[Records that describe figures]
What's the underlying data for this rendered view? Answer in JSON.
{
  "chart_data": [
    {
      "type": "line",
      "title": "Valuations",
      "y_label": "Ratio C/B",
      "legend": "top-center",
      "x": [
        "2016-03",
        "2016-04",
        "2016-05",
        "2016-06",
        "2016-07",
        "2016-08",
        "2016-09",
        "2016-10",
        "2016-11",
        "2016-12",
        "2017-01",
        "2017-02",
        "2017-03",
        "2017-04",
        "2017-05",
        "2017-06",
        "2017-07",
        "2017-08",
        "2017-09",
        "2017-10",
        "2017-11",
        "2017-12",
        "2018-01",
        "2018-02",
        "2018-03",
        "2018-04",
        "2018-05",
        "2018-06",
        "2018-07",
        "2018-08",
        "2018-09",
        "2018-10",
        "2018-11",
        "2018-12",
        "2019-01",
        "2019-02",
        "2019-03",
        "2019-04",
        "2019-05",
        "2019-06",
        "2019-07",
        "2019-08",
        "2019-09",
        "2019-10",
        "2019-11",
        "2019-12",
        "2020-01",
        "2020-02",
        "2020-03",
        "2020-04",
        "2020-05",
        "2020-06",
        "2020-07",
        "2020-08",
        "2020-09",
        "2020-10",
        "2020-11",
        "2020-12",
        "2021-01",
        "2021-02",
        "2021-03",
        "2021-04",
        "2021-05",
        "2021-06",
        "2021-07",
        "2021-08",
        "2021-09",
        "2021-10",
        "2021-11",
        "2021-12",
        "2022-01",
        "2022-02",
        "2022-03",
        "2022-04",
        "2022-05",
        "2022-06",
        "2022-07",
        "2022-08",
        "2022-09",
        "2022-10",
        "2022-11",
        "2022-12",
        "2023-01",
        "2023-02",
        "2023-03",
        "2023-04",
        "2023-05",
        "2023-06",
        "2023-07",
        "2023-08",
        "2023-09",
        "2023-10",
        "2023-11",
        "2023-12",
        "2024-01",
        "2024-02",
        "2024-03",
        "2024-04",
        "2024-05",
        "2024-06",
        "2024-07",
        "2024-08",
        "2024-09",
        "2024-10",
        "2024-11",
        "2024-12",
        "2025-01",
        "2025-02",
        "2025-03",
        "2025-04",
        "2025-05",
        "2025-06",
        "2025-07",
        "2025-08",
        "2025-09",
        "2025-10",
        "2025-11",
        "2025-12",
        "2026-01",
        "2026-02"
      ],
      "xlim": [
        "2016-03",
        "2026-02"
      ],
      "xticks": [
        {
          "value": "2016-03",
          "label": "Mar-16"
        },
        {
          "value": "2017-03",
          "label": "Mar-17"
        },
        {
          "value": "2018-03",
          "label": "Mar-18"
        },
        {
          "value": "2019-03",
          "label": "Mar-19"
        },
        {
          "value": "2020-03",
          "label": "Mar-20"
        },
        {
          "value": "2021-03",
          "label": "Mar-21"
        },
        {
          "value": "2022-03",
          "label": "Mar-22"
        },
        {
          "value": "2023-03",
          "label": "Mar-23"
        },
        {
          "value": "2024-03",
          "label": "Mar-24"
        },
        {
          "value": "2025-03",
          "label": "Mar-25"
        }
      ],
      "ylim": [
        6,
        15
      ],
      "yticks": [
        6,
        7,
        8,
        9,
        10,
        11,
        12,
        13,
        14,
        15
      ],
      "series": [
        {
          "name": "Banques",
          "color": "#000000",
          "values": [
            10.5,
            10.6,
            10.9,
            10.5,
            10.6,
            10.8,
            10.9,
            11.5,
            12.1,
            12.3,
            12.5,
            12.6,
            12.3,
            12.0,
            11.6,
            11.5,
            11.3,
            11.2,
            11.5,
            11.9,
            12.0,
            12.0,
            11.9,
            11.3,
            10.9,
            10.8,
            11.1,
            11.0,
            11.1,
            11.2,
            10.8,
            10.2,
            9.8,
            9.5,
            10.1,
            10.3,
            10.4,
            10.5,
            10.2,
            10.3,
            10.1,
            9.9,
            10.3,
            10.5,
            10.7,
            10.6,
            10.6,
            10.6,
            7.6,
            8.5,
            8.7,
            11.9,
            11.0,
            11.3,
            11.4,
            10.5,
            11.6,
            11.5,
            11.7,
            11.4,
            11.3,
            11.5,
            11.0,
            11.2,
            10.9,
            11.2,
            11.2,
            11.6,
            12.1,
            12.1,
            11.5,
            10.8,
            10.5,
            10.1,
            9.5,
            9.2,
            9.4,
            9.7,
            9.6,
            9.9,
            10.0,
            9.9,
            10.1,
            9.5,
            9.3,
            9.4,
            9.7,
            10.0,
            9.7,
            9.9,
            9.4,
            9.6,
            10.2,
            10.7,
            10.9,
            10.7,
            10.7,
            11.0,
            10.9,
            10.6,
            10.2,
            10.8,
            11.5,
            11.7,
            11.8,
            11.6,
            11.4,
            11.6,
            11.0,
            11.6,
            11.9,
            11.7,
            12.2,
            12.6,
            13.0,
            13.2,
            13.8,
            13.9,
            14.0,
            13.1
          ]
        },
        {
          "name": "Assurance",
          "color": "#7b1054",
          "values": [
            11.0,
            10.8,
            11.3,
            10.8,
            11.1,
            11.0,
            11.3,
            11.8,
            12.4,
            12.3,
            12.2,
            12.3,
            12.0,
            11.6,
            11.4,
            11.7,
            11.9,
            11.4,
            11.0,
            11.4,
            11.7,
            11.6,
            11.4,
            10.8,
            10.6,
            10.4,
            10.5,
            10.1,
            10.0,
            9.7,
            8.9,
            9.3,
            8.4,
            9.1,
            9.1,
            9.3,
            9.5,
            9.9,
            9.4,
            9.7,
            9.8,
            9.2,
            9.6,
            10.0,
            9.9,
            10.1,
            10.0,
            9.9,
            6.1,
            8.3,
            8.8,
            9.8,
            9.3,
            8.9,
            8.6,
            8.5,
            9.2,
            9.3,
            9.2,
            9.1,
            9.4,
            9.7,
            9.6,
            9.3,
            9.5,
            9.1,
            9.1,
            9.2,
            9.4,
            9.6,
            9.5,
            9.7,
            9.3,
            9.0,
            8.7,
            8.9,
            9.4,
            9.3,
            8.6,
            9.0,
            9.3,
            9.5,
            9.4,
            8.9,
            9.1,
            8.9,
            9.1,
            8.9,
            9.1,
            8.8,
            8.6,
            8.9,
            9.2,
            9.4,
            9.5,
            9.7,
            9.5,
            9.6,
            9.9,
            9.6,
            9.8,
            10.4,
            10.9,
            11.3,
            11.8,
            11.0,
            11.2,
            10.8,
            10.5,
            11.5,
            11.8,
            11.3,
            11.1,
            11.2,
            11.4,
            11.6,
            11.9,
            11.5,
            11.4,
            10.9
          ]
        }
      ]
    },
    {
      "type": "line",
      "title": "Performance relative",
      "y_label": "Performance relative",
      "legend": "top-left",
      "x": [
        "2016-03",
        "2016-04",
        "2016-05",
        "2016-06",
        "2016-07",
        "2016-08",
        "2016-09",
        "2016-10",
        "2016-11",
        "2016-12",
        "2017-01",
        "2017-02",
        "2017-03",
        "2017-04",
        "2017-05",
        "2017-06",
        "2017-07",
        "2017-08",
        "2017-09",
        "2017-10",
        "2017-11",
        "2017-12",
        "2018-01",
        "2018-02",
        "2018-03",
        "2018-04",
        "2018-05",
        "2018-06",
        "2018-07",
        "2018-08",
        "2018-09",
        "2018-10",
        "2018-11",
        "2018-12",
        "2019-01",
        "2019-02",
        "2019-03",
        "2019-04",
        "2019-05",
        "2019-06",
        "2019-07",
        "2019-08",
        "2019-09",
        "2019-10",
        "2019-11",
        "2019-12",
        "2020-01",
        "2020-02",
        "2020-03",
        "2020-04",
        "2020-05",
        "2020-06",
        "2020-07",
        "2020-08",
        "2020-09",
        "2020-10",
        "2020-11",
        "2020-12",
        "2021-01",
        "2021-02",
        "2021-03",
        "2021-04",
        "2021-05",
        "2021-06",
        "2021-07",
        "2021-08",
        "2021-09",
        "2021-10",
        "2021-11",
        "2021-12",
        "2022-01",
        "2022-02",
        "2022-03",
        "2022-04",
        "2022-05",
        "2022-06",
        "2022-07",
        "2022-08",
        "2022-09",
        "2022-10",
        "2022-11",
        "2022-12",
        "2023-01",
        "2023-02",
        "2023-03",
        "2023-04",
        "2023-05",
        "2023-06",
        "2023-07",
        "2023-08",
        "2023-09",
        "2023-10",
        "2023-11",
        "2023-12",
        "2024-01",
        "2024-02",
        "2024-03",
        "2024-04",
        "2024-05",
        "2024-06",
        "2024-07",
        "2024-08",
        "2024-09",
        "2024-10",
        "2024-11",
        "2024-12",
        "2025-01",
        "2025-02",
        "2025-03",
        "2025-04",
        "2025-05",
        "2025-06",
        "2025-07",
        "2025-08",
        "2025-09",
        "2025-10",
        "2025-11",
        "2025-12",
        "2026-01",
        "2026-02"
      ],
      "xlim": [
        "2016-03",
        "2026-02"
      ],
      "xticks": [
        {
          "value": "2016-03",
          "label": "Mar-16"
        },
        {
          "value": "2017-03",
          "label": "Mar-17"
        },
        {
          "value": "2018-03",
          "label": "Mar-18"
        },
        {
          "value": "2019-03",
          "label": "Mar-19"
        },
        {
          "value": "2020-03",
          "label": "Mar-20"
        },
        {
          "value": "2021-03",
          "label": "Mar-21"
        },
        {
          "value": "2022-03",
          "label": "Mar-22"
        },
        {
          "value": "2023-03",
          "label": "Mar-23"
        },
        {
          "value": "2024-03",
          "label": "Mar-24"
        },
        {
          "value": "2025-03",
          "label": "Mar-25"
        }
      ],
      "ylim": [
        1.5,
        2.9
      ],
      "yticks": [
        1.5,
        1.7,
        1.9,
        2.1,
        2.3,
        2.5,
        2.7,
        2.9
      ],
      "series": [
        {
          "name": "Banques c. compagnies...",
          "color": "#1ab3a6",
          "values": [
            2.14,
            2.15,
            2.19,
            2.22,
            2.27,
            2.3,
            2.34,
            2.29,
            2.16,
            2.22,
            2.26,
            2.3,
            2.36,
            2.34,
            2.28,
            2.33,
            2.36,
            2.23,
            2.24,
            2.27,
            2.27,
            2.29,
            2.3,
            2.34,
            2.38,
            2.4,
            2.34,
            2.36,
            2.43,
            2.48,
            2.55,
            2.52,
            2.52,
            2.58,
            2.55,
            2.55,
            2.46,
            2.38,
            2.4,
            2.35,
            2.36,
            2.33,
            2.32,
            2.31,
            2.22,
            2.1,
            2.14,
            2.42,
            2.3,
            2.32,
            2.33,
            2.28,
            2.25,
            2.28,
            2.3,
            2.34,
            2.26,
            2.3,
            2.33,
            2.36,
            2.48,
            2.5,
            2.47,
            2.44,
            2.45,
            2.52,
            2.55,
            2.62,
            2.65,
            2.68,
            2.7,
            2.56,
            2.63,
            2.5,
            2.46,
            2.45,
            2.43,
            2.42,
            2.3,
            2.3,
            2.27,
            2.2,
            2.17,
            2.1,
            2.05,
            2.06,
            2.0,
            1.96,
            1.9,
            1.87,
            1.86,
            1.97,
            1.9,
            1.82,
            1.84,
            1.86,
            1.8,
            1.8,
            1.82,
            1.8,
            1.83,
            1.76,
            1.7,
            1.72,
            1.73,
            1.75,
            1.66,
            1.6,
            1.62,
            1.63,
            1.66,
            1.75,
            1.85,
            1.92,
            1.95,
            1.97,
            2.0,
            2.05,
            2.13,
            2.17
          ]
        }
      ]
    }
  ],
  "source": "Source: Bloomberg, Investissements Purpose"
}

■ **STATED PROBLEM**:
Scan the material above. Extract every line in which the word "Banques" occurs.

■ **WORKED ANSWER**:
          "name": "Banques",
          "name": "Banques c. compagnies...",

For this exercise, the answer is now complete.